:: CHALLENGE ::
List, from the lines below, each one with "организациям" in it.
— start DATA PROVIDED —
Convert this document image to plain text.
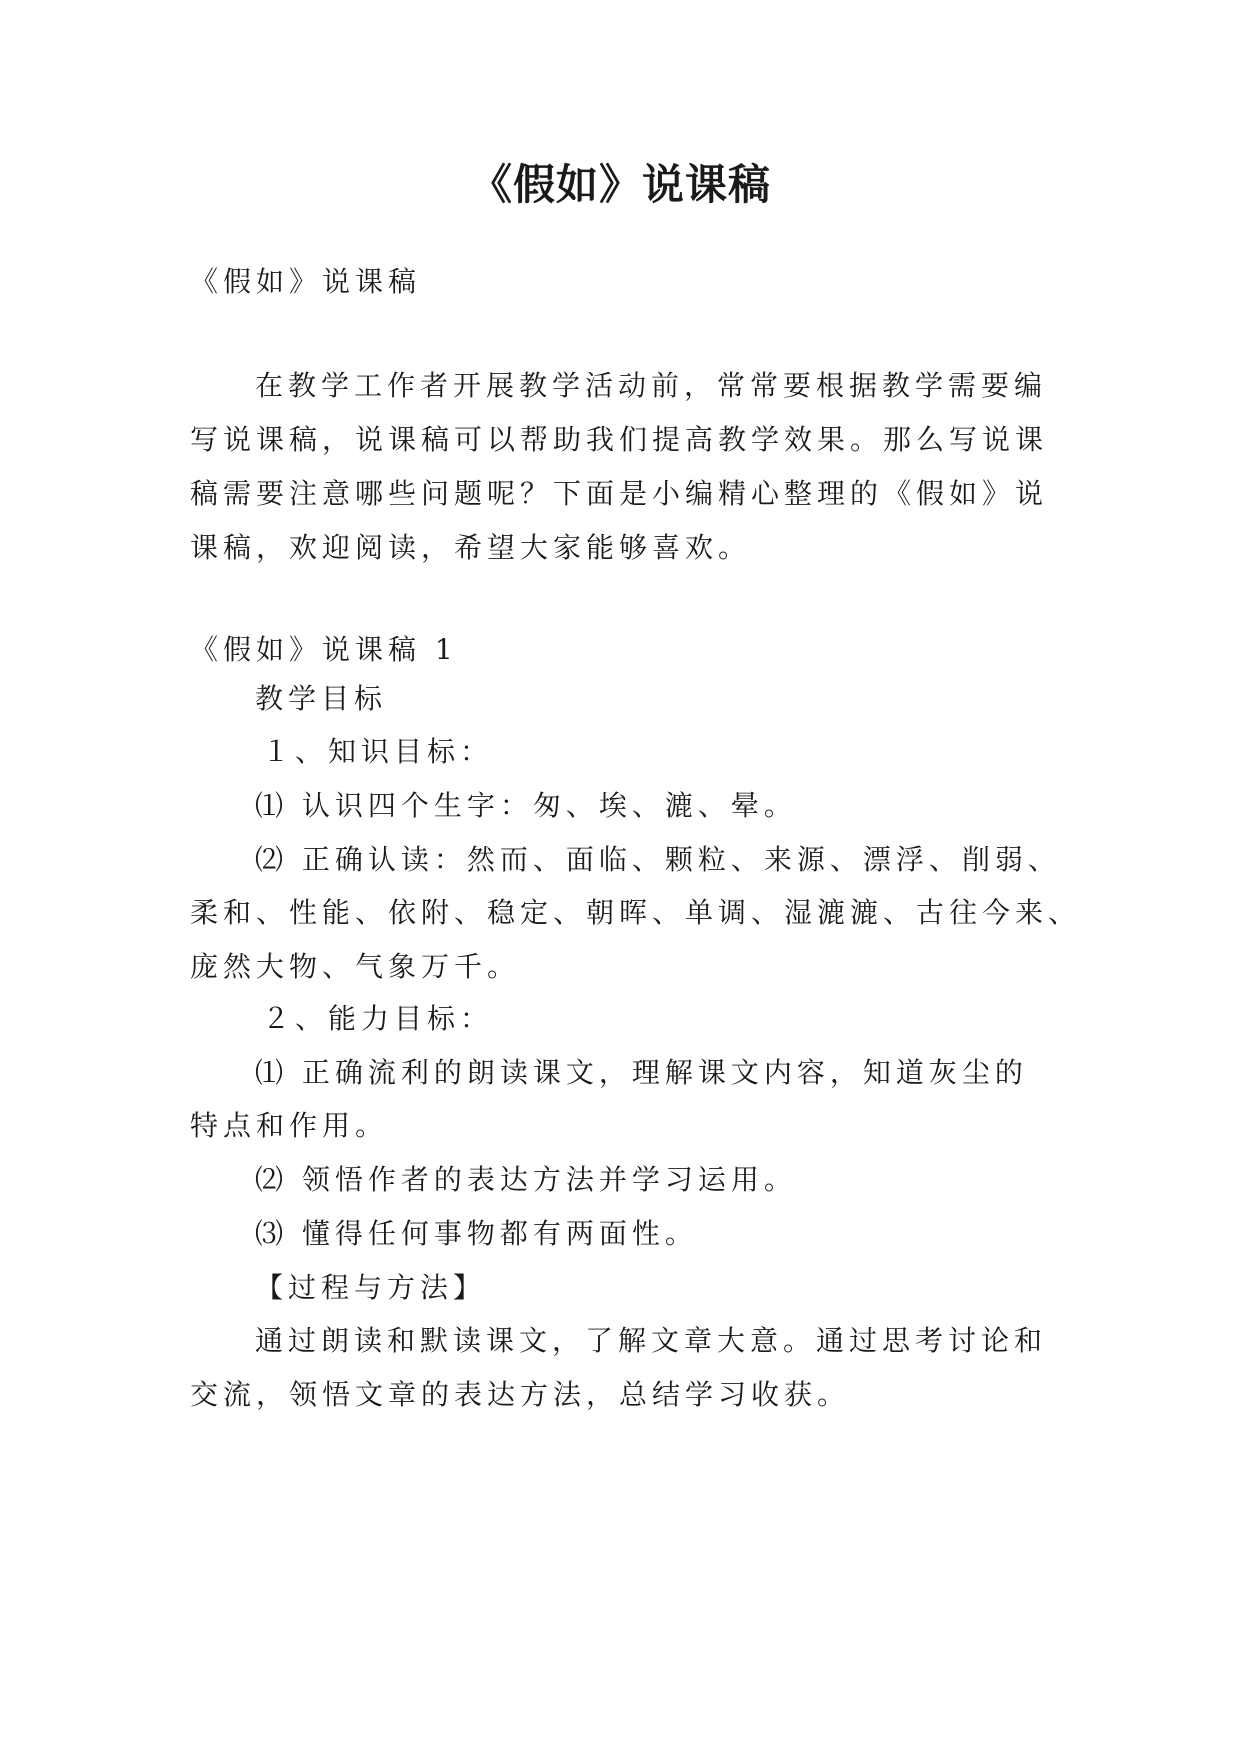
《假如》说课稿
《假如》说课稿
在教学工作者开展教学活动前，常常要根据教学需要编
写说课稿，说课稿可以帮助我们提高教学效果。那么写说课
稿需要注意哪些问题呢？下面是小编精心整理的《假如》说
课稿，欢迎阅读，希望大家能够喜欢。
《假如》说课稿 1
教学目标
１、知识目标：
⑴ 认识四个生字：匆、埃、漉、晕。
⑵ 正确认读：然而、面临、颗粒、来源、漂浮、削弱、
柔和、性能、依附、稳定、朝晖、单调、湿漉漉、古往今来、
庞然大物、气象万千。
２、能力目标：
⑴ 正确流利的朗读课文，理解课文内容，知道灰尘的
特点和作用。
⑵ 领悟作者的表达方法并学习运用。
⑶ 懂得任何事物都有两面性。
【过程与方法】
通过朗读和默读课文，了解文章大意。通过思考讨论和
交流，领悟文章的表达方法，总结学习收获。
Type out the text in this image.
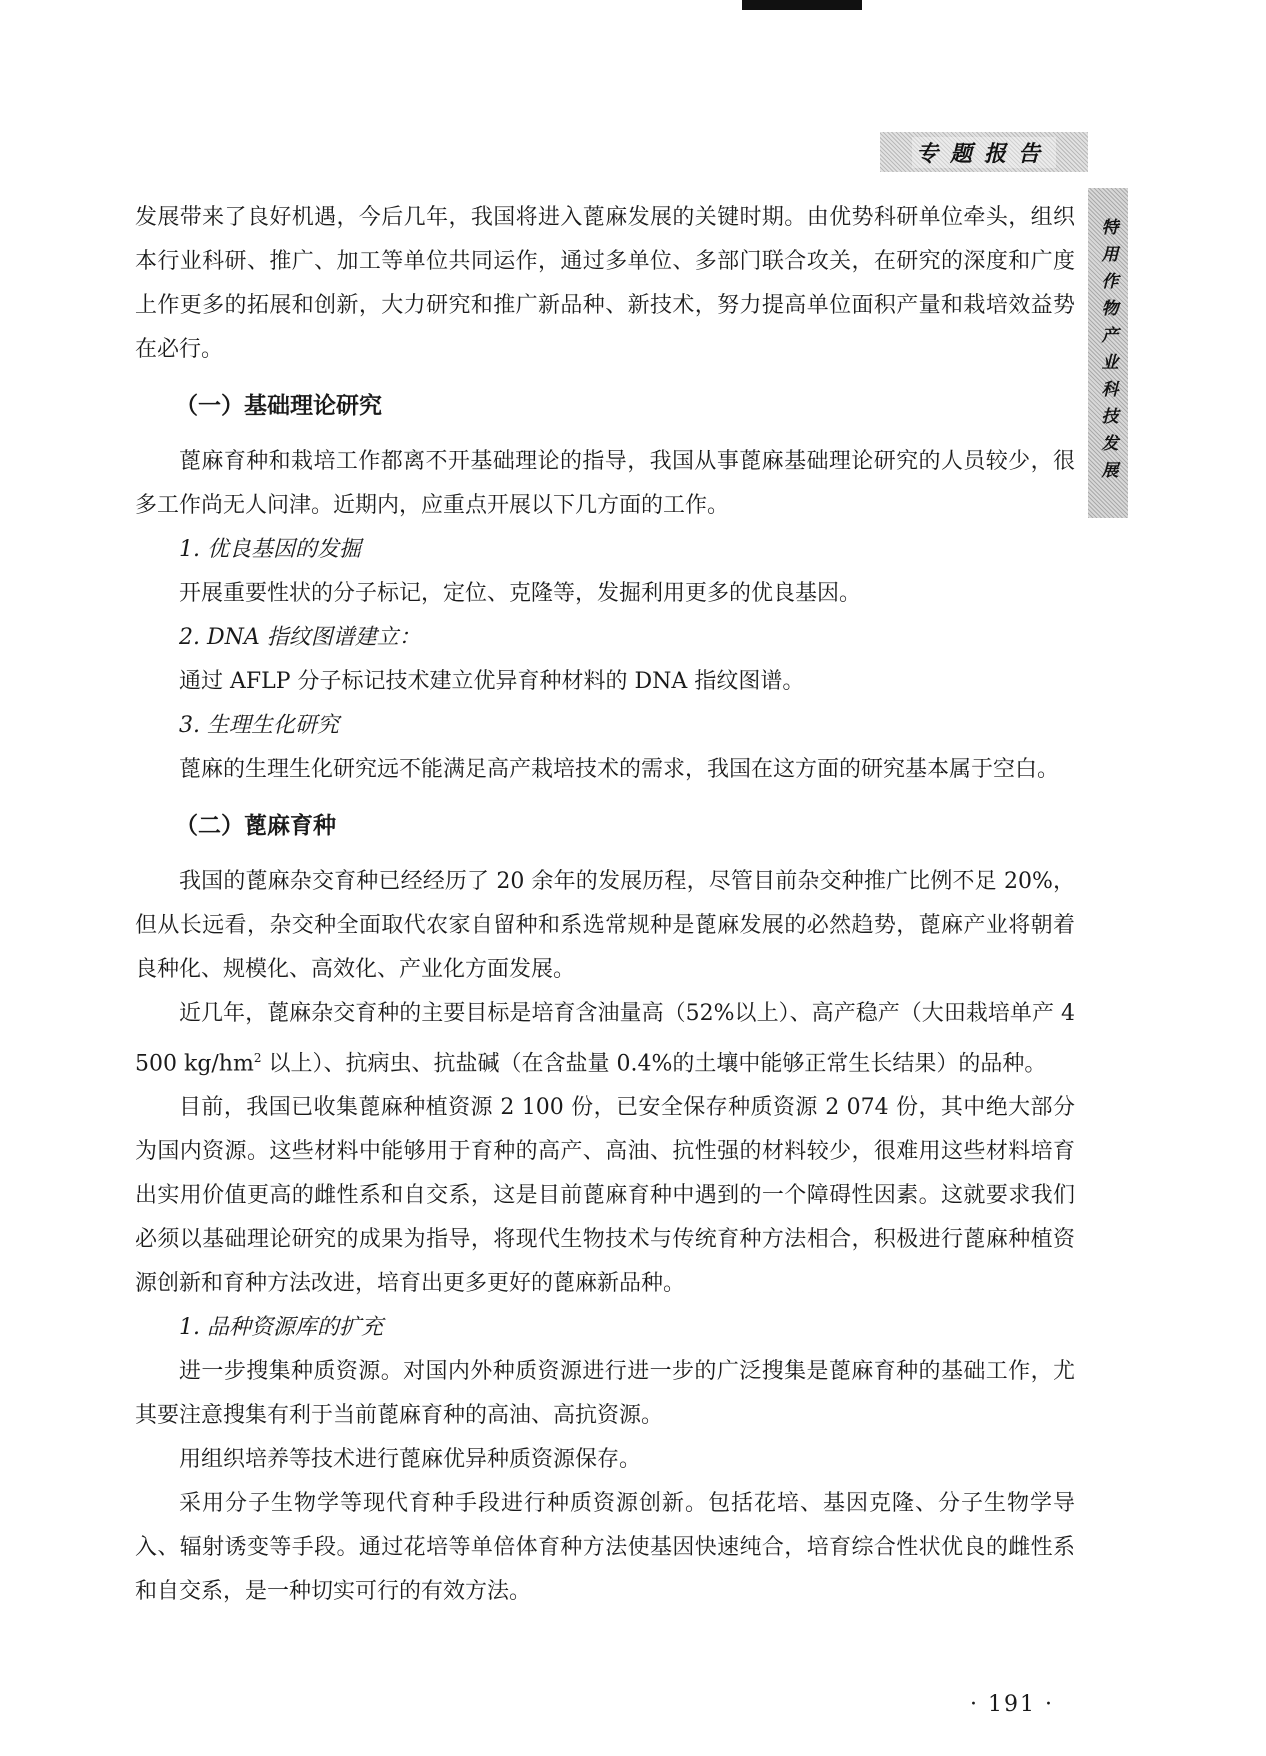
专题报告
特用作物产业科技发展

发展带来了良好机遇，今后几年，我国将进入蓖麻发展的关键时期。由优势科研单位牵头，组织本行业科研、推广、加工等单位共同运作，通过多单位、多部门联合攻关，在研究的深度和广度上作更多的拓展和创新，大力研究和推广新品种、新技术，努力提高单位面积产量和栽培效益势在必行。

（一）基础理论研究

蓖麻育种和栽培工作都离不开基础理论的指导，我国从事蓖麻基础理论研究的人员较少，很多工作尚无人问津。近期内，应重点开展以下几方面的工作。

1. 优良基因的发掘

开展重要性状的分子标记，定位、克隆等，发掘利用更多的优良基因。

2. DNA 指纹图谱建立：

通过 AFLP 分子标记技术建立优异育种材料的 DNA 指纹图谱。

3. 生理生化研究

蓖麻的生理生化研究远不能满足高产栽培技术的需求，我国在这方面的研究基本属于空白。

（二）蓖麻育种

我国的蓖麻杂交育种已经经历了 20 余年的发展历程，尽管目前杂交种推广比例不足 20%，但从长远看，杂交种全面取代农家自留种和系选常规种是蓖麻发展的必然趋势，蓖麻产业将朝着良种化、规模化、高效化、产业化方面发展。

近几年，蓖麻杂交育种的主要目标是培育含油量高（52%以上）、高产稳产（大田栽培单产 4 500 $kg/hm^2$ 以上）、抗病虫、抗盐碱（在含盐量 0.4%的土壤中能够正常生长结果）的品种。

目前，我国已收集蓖麻种植资源 2 100 份，已安全保存种质资源 2 074 份，其中绝大部分为国内资源。这些材料中能够用于育种的高产、高油、抗性强的材料较少，很难用这些材料培育出实用价值更高的雌性系和自交系，这是目前蓖麻育种中遇到的一个障碍性因素。这就要求我们必须以基础理论研究的成果为指导，将现代生物技术与传统育种方法相合，积极进行蓖麻种植资源创新和育种方法改进，培育出更多更好的蓖麻新品种。

1. 品种资源库的扩充

进一步搜集种质资源。对国内外种质资源进行进一步的广泛搜集是蓖麻育种的基础工作，尤其要注意搜集有利于当前蓖麻育种的高油、高抗资源。

用组织培养等技术进行蓖麻优异种质资源保存。

采用分子生物学等现代育种手段进行种质资源创新。包括花培、基因克隆、分子生物学导入、辐射诱变等手段。通过花培等单倍体育种方法使基因快速纯合，培育综合性状优良的雌性系和自交系，是一种切实可行的有效方法。

· 191 ·
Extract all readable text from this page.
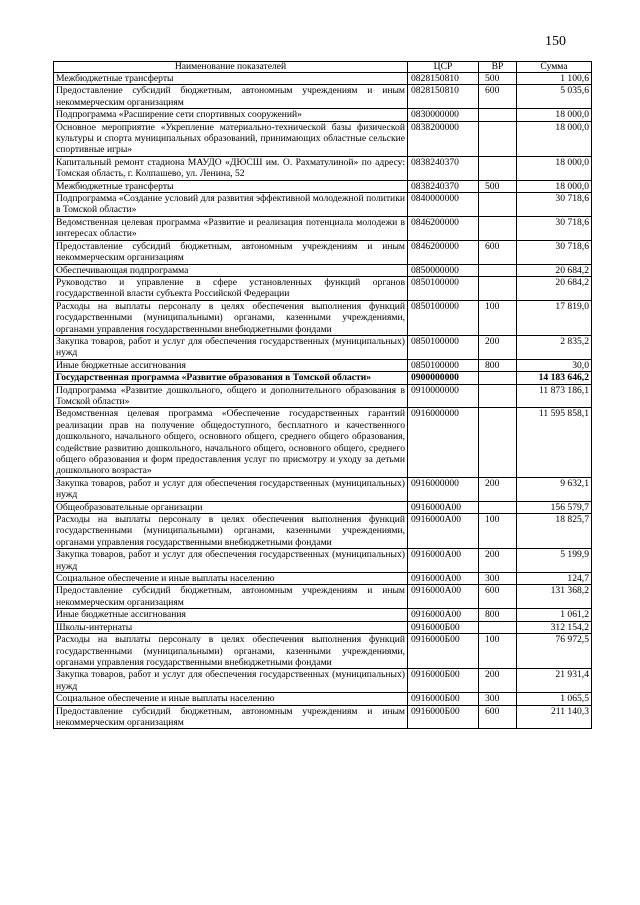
150
Наименование показателей	ЦСР	ВР	Сумма
Межбюджетные трансферты	0828150810	500	1 100,6
Предоставление субсидий бюджетным, автономным учреждениям и иным некоммерческим организациям	0828150810	600	5 035,6
Подпрограмма «Расширение сети спортивных сооружений»	0830000000		18 000,0
Основное мероприятие «Укрепление материально-технической базы физической культуры и спорта муниципальных образований, принимающих областные сельские спортивные игры»	0838200000		18 000,0
Капитальный ремонт стадиона МАУДО «ДЮСШ им. О. Рахматулиной» по адресу: Томская область, г. Колпашево, ул. Ленина, 52	0838240370		18 000,0
Межбюджетные трансферты	0838240370	500	18 000,0
Подпрограмма «Создание условий для развития эффективной молодежной политики в Томской области»	0840000000		30 718,6
Ведомственная целевая программа «Развитие и реализация потенциала молодежи в интересах области»	0846200000		30 718,6
Предоставление субсидий бюджетным, автономным учреждениям и иным некоммерческим организациям	0846200000	600	30 718,6
Обеспечивающая подпрограмма	0850000000		20 684,2
Руководство и управление в сфере установленных функций органов государственной власти субъекта Российской Федерации	0850100000		20 684,2
Расходы на выплаты персоналу в целях обеспечения выполнения функций государственными (муниципальными) органами, казенными учреждениями, органами управления государственными внебюджетными фондами	0850100000	100	17 819,0
Закупка товаров, работ и услуг для обеспечения государственных (муниципальных) нужд	0850100000	200	2 835,2
Иные бюджетные ассигнования	0850100000	800	30,0
Государственная программа «Развитие образования в Томской области»	0900000000		14 183 646,2
Подпрограмма «Развитие дошкольного, общего и дополнительного образования в Томской области»	0910000000		11 873 186,1
Ведомственная целевая программа «Обеспечение государственных гарантий реализации прав на получение общедоступного, бесплатного и качественного дошкольного, начального общего, основного общего, среднего общего образования, содействие развитию дошкольного, начального общего, основного общего, среднего общего образования и форм предоставления услуг по присмотру и уходу за детьми дошкольного возраста»	0916000000		11 595 858,1
Закупка товаров, работ и услуг для обеспечения государственных (муниципальных) нужд	0916000000	200	9 632,1
Общеобразовательные организации	0916000А00		156 579,7
Расходы на выплаты персоналу в целях обеспечения выполнения функций государственными (муниципальными) органами, казенными учреждениями, органами управления государственными внебюджетными фондами	0916000А00	100	18 825,7
Закупка товаров, работ и услуг для обеспечения государственных (муниципальных) нужд	0916000А00	200	5 199,9
Социальное обеспечение и иные выплаты населению	0916000А00	300	124,7
Предоставление субсидий бюджетным, автономным учреждениям и иным некоммерческим организациям	0916000А00	600	131 368,2
Иные бюджетные ассигнования	0916000А00	800	1 061,2
Школы-интернаты	0916000Б00		312 154,2
Расходы на выплаты персоналу в целях обеспечения выполнения функций государственными (муниципальными) органами, казенными учреждениями, органами управления государственными внебюджетными фондами	0916000Б00	100	76 972,5
Закупка товаров, работ и услуг для обеспечения государственных (муниципальных) нужд	0916000Б00	200	21 931,4
Социальное обеспечение и иные выплаты населению	0916000Б00	300	1 065,5
Предоставление субсидий бюджетным, автономным учреждениям и иным некоммерческим организациям	0916000Б00	600	211 140,3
— end DATA PROVIDED —
:: FULL OUTPUT ::
Предоставление субсидий бюджетным, автономным учреждениям и иным некоммерческим организациям	0828150810	600	5 035,6
Предоставление субсидий бюджетным, автономным учреждениям и иным некоммерческим организациям	0846200000	600	30 718,6
Предоставление субсидий бюджетным, автономным учреждениям и иным некоммерческим организациям	0916000А00	600	131 368,2
Предоставление субсидий бюджетным, автономным учреждениям и иным некоммерческим организациям	0916000Б00	600	211 140,3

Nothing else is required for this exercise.